[Saved entries]
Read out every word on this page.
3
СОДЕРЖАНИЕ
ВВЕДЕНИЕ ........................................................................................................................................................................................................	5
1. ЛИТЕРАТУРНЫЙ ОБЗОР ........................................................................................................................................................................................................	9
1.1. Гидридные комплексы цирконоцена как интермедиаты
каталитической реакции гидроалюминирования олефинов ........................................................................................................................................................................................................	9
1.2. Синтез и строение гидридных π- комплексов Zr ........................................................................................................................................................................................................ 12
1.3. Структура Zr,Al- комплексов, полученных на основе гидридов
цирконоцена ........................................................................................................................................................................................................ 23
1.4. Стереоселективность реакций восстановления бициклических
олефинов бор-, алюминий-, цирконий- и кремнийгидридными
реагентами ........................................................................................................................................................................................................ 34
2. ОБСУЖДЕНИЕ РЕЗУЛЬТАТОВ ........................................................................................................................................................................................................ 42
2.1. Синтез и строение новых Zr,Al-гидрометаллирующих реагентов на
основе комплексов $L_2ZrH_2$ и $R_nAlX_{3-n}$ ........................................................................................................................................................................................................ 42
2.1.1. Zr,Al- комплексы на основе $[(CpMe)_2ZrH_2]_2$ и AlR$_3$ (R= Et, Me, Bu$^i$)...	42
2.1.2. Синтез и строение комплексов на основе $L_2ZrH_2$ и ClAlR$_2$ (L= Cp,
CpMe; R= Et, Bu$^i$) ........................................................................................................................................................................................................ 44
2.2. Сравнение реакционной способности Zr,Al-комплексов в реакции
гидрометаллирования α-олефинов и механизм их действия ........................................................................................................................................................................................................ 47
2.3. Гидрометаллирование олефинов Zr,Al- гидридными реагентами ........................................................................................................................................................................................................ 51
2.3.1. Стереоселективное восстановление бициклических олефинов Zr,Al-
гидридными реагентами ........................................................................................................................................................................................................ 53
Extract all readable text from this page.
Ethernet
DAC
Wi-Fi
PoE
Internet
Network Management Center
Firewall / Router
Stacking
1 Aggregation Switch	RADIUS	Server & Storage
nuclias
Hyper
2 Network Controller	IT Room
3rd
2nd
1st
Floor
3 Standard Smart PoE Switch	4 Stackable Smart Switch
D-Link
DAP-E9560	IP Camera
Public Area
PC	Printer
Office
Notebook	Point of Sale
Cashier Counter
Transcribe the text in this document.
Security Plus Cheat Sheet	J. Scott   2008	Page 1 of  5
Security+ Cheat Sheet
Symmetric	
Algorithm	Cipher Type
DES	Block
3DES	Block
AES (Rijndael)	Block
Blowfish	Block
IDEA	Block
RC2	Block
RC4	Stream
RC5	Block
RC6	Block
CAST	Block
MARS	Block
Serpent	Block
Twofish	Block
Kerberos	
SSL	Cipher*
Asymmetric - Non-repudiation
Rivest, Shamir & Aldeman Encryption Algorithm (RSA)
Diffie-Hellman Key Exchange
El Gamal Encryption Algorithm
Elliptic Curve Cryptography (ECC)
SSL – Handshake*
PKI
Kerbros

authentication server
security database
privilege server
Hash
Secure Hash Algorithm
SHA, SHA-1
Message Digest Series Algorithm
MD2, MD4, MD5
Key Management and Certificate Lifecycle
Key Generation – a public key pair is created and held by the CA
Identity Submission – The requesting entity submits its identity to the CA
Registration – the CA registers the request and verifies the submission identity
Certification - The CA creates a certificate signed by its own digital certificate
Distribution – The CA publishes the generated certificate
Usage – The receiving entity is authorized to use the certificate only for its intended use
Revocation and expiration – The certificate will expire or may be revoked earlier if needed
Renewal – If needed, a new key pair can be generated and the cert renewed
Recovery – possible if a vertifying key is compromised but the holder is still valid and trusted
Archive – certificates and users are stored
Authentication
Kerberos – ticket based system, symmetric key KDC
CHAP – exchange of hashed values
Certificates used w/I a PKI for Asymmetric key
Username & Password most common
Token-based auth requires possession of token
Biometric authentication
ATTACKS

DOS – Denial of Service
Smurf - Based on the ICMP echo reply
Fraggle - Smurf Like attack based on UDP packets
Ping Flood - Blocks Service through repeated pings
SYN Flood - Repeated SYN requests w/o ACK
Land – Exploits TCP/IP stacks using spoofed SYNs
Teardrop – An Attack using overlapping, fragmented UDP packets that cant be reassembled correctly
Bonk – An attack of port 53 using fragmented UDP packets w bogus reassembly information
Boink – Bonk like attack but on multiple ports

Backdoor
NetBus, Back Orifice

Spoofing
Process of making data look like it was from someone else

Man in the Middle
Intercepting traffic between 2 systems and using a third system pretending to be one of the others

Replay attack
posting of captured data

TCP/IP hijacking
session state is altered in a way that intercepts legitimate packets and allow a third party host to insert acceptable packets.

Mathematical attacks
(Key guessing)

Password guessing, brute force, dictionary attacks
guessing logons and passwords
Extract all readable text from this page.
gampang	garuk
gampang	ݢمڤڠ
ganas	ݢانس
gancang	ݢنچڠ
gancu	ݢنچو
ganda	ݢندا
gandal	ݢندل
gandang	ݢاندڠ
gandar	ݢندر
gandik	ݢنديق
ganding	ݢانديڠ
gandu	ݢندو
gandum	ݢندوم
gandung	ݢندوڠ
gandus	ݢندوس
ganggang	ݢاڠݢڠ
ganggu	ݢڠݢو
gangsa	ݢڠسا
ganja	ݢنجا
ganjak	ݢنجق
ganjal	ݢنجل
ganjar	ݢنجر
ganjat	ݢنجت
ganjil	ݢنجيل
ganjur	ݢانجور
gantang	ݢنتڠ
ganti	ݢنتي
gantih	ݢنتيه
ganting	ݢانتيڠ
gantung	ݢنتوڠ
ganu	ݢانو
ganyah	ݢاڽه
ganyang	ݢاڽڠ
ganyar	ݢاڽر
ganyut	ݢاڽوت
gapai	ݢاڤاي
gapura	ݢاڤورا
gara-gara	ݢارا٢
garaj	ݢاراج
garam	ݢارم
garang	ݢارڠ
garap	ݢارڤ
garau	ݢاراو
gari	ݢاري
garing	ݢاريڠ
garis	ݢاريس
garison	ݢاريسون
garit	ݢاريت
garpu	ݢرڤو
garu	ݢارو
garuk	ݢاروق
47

• [REQUIRED TASK] Identify the lines that hold the word "цирконоцена". Copy every one of them.

• [RESPONSE TO THIS TASK]
1.1. Гидридные комплексы цирконоцена как интермедиаты
цирконоцена ........................................................................................................................................................................................................ 23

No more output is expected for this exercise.